Aim —
Quote every entry word for word.

Records for this task —
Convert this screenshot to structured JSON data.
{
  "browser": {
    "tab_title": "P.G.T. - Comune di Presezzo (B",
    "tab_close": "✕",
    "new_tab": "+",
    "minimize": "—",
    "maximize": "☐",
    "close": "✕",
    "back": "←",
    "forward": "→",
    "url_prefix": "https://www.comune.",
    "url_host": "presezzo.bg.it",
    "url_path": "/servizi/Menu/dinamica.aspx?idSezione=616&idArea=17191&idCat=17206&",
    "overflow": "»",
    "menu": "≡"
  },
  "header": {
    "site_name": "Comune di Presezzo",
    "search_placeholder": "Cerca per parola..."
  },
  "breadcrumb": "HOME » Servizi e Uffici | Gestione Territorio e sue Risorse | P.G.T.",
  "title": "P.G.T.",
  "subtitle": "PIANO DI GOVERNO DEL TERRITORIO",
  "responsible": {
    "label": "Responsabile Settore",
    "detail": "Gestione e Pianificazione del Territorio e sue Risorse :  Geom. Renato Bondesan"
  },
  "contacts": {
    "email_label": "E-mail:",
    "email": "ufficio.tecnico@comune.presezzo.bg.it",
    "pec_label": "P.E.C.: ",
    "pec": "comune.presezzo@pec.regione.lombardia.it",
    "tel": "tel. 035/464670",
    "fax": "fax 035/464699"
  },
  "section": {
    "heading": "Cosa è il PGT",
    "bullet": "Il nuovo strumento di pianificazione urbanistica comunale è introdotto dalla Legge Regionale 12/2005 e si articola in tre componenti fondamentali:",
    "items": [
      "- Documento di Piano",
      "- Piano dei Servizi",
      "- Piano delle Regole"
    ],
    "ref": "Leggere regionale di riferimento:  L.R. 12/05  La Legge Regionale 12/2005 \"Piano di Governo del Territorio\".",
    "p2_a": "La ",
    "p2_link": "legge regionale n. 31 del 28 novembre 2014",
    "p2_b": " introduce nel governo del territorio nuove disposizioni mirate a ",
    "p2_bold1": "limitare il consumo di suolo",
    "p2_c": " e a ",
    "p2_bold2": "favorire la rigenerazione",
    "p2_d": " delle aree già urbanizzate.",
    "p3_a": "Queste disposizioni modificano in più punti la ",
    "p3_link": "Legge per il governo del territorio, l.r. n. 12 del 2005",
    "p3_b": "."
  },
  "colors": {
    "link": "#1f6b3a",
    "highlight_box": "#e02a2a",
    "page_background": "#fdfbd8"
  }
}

Exercise output —
Convert this screenshot to structured JSON data.
{
  "browser": {
    "tab_title": "P.G.T. - Comune di Presezzo (B",
    "tab_close": "✕",
    "new_tab": "+",
    "minimize": "—",
    "maximize": "☐",
    "close": "✕",
    "back": "←",
    "forward": "→",
    "url_prefix": "https://www.comune.",
    "url_host": "presezzo.bg.it",
    "url_path": "/servizi/Menu/dinamica.aspx?idSezione=616&idArea=17191&idCat=17206&",
    "overflow": "»",
    "menu": "≡"
  },
  "header": {
    "site_name": "Comune di Presezzo",
    "search_placeholder": "Cerca per parola..."
  },
  "breadcrumb": "HOME » Servizi e Uffici | Gestione Territorio e sue Risorse | P.G.T.",
  "title": "P.G.T.",
  "subtitle": "PIANO DI GOVERNO DEL TERRITORIO",
  "responsible": {
    "label": "Responsabile Settore",
    "detail": "Gestione e Pianificazione del Territorio e sue Risorse :  Geom. Renato Bondesan"
  },
  "contacts": {
    "email_label": "E-mail:",
    "email": "ufficio.tecnico@comune.presezzo.bg.it",
    "pec_label": "P.E.C.: ",
    "pec": "comune.presezzo@pec.regione.lombardia.it",
    "tel": "tel. 035/464670",
    "fax": "fax 035/464699"
  },
  "section": {
    "heading": "Cosa è il PGT",
    "bullet": "Il nuovo strumento di pianificazione urbanistica comunale è introdotto dalla Legge Regionale 12/2005 e si articola in tre componenti fondamentali:",
    "items": [
      "- Documento di Piano",
      "- Piano dei Servizi",
      "- Piano delle Regole"
    ],
    "ref": "Leggere regionale di riferimento:  L.R. 12/05  La Legge Regionale 12/2005 \"Piano di Governo del Territorio\".",
    "p2_a": "La ",
    "p2_link": "legge regionale n. 31 del 28 novembre 2014",
    "p2_b": " introduce nel governo del territorio nuove disposizioni mirate a ",
    "p2_bold1": "limitare il consumo di suolo",
    "p2_c": " e a ",
    "p2_bold2": "favorire la rigenerazione",
    "p2_d": " delle aree già urbanizzate.",
    "p3_a": "Queste disposizioni modificano in più punti la ",
    "p3_link": "Legge per il governo del territorio, l.r. n. 12 del 2005",
    "p3_b": "."
  },
  "colors": {
    "link": "#1f6b3a",
    "highlight_box": "#e02a2a",
    "page_background": "#fdfbd8"
  }
}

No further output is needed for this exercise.